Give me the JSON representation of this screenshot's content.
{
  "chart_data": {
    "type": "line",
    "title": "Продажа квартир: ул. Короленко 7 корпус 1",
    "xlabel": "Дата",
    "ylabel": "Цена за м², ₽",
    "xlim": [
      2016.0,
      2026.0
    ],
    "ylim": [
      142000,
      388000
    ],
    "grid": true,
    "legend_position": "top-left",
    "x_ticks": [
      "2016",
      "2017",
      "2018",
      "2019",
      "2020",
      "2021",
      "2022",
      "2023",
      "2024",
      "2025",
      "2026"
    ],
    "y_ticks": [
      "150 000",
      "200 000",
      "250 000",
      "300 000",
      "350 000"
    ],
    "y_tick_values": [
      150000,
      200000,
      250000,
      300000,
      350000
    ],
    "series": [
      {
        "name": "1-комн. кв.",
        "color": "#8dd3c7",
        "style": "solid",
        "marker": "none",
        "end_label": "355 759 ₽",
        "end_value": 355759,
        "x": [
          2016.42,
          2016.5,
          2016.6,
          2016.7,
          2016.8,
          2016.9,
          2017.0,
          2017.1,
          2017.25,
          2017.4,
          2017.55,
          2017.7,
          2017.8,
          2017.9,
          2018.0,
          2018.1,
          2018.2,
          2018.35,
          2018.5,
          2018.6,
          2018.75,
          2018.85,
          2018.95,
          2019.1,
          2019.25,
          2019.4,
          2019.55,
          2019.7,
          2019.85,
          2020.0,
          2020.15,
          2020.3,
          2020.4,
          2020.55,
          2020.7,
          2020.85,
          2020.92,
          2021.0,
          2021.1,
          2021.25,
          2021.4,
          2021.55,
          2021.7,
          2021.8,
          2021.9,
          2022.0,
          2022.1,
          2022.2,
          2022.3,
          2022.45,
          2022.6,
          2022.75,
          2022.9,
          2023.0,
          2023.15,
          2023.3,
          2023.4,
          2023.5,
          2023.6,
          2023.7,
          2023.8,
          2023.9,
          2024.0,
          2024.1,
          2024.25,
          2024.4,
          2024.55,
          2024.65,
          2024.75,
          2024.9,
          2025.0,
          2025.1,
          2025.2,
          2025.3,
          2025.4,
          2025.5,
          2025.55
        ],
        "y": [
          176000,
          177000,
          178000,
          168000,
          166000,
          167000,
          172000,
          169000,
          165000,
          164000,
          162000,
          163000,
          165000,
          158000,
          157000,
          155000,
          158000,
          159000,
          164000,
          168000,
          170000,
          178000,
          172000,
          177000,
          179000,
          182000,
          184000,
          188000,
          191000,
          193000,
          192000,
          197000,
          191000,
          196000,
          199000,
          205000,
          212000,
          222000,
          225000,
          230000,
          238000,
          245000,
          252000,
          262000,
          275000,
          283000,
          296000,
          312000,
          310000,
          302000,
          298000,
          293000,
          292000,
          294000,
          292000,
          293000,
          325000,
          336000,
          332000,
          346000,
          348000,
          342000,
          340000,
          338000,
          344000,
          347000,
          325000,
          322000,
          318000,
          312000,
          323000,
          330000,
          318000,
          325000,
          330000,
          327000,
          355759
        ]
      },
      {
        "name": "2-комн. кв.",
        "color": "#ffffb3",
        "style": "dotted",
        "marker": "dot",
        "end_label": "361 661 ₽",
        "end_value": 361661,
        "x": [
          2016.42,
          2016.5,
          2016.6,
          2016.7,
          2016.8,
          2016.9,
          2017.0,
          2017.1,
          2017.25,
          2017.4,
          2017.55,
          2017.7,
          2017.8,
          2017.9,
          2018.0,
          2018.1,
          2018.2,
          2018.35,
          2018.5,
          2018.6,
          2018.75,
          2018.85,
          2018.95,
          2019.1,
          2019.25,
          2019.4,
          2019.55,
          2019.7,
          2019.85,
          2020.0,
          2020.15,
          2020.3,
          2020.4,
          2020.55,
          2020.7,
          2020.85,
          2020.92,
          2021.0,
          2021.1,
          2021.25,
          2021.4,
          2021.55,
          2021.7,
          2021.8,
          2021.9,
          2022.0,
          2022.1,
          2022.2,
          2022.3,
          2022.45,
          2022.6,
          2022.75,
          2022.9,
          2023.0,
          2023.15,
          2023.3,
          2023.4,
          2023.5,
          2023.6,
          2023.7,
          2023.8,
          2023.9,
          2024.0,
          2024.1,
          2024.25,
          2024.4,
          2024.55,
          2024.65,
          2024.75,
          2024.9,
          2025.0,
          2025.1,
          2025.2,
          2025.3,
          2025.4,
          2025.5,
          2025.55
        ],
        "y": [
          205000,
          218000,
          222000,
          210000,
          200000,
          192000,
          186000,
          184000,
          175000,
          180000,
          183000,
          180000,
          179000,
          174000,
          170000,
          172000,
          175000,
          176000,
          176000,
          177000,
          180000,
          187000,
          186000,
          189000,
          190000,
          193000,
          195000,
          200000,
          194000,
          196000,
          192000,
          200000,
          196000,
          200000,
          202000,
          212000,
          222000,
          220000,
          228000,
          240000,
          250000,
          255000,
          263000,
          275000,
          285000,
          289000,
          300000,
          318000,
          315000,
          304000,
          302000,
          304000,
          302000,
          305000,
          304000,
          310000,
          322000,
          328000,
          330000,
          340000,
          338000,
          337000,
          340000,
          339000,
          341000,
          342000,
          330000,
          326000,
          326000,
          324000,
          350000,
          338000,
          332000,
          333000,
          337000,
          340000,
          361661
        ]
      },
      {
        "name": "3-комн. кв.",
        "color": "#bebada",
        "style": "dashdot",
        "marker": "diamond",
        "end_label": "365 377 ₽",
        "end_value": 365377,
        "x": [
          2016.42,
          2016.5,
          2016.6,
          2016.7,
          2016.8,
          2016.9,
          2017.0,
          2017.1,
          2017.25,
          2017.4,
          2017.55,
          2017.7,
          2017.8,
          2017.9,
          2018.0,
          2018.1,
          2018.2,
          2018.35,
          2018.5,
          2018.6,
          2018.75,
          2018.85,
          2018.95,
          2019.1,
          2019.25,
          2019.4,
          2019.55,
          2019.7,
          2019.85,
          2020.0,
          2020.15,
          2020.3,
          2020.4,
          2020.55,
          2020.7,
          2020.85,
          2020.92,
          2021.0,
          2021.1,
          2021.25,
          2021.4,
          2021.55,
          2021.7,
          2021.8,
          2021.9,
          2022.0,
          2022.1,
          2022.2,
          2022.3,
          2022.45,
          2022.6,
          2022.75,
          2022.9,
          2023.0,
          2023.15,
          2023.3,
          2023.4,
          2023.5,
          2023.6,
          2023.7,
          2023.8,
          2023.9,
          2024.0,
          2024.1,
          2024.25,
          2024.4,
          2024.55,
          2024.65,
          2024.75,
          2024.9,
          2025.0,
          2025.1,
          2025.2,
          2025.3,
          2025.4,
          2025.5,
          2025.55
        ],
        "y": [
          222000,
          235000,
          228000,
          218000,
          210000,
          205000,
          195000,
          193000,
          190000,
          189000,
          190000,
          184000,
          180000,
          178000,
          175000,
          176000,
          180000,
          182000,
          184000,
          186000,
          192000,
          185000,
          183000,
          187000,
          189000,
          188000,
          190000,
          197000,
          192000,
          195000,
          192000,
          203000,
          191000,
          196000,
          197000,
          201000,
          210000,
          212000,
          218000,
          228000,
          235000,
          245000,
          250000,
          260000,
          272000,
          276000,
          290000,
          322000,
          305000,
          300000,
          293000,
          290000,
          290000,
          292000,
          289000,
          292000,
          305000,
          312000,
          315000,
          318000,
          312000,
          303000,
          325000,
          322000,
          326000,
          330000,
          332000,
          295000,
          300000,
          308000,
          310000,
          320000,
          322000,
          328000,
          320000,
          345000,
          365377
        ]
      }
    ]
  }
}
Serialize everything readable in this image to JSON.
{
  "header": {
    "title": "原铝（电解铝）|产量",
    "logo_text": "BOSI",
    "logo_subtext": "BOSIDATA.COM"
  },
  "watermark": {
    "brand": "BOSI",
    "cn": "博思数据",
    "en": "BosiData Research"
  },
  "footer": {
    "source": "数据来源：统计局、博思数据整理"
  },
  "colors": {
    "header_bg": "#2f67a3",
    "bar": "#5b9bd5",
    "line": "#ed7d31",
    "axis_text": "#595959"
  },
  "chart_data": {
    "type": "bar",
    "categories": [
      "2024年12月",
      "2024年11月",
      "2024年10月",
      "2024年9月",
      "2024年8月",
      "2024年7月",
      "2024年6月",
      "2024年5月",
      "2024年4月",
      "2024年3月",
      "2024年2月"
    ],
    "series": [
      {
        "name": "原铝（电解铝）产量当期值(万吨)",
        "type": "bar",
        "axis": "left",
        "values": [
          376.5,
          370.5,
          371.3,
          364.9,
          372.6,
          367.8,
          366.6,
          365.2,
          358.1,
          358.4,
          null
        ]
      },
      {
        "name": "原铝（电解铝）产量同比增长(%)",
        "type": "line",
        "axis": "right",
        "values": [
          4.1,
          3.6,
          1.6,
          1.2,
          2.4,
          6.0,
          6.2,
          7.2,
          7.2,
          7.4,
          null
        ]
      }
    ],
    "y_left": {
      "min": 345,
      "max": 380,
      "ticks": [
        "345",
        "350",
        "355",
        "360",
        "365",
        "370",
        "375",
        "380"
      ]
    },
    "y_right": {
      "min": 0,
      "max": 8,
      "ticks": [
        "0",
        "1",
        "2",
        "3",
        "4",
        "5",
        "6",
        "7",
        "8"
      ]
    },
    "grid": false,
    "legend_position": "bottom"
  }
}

**********

WHAT YOU SHOULD DO:
Using the records above, gather all lines where the string "style" is present.

ANSWER FOR THE TASK:
        "style": "solid",
        "style": "dotted",
        "style": "dashdot",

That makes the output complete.